Your goal: Read the records below and copy each line that contains "ЗДАНИЯ".
- - -
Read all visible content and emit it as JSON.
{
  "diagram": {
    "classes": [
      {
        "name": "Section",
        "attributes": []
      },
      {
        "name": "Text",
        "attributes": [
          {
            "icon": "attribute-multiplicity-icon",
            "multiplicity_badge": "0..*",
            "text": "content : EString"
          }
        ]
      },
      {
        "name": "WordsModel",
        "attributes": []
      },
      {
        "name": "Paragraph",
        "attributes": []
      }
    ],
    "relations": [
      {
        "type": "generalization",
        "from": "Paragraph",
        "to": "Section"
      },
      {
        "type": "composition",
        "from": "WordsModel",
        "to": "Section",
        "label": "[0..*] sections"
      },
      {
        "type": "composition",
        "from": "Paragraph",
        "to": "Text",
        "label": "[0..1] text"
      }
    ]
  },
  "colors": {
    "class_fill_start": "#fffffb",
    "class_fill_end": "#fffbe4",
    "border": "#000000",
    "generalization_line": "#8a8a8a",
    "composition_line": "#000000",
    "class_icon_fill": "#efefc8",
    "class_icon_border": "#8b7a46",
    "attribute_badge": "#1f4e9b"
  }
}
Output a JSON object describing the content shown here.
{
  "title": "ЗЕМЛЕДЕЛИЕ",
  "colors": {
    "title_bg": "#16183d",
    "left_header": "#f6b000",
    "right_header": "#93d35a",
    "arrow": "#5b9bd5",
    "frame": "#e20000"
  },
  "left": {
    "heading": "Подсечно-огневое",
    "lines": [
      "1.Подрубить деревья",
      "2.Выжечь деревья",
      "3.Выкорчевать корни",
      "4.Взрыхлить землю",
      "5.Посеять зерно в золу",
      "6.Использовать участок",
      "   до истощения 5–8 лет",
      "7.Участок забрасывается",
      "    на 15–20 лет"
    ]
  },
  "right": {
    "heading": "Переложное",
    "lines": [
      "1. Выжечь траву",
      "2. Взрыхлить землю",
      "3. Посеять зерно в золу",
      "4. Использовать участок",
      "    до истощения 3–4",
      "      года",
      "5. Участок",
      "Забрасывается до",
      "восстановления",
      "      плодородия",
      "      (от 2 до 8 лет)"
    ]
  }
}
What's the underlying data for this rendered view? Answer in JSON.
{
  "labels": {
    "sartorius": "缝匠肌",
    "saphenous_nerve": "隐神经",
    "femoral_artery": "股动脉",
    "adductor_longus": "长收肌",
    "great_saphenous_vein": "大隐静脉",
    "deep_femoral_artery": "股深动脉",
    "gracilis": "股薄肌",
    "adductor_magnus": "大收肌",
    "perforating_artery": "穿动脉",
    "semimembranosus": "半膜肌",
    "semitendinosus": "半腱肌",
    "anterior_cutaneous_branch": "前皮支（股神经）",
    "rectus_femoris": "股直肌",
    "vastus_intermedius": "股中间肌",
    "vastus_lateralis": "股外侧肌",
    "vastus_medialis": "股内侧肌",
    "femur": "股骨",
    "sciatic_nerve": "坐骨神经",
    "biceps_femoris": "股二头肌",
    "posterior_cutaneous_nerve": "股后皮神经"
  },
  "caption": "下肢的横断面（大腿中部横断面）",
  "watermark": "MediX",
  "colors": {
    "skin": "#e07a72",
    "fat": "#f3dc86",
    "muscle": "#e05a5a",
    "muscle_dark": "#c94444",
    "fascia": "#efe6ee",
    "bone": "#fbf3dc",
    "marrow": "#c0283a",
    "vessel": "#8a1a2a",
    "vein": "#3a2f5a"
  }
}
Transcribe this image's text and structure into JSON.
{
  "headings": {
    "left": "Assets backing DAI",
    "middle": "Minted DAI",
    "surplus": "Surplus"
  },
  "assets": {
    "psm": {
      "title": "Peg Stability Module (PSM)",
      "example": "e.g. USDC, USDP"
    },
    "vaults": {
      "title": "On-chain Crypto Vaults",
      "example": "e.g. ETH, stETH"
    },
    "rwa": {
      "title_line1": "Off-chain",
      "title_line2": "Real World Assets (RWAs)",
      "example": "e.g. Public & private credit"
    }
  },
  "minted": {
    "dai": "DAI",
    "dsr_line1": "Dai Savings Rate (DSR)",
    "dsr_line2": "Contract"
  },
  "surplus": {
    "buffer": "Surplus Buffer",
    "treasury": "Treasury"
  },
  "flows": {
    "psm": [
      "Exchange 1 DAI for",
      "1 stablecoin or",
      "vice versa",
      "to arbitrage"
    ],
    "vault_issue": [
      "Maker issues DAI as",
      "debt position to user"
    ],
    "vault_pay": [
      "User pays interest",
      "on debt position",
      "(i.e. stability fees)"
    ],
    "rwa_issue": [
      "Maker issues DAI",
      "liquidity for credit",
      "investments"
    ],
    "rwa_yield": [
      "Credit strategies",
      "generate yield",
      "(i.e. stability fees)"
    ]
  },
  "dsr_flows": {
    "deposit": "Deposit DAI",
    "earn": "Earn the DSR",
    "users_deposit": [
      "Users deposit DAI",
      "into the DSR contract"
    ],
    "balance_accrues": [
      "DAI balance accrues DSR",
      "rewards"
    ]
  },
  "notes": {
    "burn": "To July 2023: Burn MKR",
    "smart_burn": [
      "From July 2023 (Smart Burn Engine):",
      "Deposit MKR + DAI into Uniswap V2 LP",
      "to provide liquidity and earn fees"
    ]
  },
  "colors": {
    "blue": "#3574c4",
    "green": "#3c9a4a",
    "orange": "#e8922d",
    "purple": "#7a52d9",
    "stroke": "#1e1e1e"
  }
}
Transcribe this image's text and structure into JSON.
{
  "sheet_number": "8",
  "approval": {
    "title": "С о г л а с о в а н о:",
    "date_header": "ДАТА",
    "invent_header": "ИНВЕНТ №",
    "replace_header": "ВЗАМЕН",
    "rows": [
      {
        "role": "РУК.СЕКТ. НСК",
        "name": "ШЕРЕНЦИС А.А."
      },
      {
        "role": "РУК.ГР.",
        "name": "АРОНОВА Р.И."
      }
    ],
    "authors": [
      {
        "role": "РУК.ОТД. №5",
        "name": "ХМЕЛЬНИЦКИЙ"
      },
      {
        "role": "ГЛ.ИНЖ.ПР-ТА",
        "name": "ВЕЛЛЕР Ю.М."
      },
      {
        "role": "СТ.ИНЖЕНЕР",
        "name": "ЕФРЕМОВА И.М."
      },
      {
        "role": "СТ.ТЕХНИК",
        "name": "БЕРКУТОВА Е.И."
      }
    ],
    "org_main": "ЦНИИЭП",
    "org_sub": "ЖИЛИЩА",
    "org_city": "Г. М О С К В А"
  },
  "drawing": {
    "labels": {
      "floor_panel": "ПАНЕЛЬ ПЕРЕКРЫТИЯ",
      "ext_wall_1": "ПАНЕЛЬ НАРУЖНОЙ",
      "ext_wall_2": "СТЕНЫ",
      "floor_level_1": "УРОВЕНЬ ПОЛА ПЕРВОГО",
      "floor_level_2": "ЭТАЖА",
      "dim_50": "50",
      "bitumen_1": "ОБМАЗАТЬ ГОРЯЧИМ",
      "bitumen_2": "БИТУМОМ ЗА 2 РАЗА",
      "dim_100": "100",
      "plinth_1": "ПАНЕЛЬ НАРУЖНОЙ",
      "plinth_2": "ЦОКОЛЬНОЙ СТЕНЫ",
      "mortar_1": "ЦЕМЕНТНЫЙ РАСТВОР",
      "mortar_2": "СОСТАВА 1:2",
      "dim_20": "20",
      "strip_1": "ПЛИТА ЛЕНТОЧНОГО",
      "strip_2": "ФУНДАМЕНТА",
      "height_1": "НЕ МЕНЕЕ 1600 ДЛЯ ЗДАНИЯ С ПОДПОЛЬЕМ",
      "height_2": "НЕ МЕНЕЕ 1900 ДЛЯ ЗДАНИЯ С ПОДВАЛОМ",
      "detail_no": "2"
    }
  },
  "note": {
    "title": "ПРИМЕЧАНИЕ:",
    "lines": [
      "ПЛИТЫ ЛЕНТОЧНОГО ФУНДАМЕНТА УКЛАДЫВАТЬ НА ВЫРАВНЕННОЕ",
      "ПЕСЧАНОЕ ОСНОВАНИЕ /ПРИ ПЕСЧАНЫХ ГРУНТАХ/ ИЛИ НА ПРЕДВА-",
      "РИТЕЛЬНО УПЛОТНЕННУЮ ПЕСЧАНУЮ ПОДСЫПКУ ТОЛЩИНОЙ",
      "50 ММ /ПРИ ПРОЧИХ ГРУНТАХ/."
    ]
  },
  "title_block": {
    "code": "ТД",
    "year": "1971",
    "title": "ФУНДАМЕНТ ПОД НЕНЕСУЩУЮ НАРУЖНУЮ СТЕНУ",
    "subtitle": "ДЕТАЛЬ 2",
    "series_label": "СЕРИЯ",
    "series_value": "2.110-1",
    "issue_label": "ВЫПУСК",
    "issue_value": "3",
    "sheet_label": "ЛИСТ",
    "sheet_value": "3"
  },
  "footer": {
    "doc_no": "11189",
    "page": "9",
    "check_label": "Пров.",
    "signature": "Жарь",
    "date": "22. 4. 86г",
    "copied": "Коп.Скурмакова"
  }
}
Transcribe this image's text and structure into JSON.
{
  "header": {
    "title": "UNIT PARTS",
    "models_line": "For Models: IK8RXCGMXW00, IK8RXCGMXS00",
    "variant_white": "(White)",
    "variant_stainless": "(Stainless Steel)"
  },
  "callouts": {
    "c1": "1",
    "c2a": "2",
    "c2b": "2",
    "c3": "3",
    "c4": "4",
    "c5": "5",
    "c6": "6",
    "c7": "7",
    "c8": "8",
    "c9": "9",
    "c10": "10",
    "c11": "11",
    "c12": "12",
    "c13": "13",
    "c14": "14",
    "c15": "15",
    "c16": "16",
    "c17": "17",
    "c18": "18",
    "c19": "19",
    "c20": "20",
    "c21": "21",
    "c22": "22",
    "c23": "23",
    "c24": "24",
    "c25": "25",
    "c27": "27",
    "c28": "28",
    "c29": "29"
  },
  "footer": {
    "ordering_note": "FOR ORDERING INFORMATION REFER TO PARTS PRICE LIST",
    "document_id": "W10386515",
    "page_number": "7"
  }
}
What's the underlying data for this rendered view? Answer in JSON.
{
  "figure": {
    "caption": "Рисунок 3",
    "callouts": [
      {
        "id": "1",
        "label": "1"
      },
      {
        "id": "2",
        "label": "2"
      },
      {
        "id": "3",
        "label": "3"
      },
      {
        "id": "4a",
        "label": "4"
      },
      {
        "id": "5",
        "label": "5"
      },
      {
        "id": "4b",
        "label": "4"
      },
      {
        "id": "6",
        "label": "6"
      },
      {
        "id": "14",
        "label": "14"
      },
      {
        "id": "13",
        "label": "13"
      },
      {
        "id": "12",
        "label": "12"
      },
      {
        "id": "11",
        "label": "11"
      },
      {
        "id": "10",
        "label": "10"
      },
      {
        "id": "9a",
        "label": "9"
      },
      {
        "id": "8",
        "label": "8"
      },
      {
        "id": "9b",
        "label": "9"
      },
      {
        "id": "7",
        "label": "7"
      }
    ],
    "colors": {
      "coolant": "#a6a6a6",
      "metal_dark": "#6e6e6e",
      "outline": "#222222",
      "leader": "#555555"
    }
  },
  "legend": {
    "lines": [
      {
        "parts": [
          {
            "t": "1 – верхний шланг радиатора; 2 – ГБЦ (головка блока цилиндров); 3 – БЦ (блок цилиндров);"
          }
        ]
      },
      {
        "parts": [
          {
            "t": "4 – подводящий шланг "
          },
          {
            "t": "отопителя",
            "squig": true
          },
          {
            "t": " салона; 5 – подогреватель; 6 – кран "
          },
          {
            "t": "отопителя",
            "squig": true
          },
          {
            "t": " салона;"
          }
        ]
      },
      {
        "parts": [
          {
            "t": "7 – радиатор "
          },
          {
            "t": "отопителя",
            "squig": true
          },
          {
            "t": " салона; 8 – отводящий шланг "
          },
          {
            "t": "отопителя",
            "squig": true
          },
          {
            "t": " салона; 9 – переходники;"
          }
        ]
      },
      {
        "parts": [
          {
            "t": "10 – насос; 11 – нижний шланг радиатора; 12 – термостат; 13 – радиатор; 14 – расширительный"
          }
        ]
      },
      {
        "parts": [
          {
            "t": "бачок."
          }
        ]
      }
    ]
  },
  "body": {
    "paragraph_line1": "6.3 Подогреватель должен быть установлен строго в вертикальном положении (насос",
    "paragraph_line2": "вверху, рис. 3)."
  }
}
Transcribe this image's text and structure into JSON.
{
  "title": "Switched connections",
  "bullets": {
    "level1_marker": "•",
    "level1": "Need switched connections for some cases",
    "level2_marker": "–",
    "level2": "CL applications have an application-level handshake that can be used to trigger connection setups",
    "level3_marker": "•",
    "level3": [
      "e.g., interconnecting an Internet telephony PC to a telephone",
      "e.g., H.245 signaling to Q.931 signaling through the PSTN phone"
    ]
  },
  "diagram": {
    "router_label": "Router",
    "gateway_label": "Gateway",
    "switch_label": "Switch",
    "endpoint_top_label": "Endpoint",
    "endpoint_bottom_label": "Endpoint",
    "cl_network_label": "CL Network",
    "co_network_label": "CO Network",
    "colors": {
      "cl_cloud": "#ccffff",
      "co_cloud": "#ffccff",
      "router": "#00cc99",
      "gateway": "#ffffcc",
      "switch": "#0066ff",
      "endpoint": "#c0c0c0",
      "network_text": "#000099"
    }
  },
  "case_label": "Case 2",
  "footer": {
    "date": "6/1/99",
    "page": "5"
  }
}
- - -
Result of this exercise:
      "height_1": "НЕ МЕНЕЕ 1600 ДЛЯ ЗДАНИЯ С ПОДПОЛЬЕМ",
      "height_2": "НЕ МЕНЕЕ 1900 ДЛЯ ЗДАНИЯ С ПОДВАЛОМ",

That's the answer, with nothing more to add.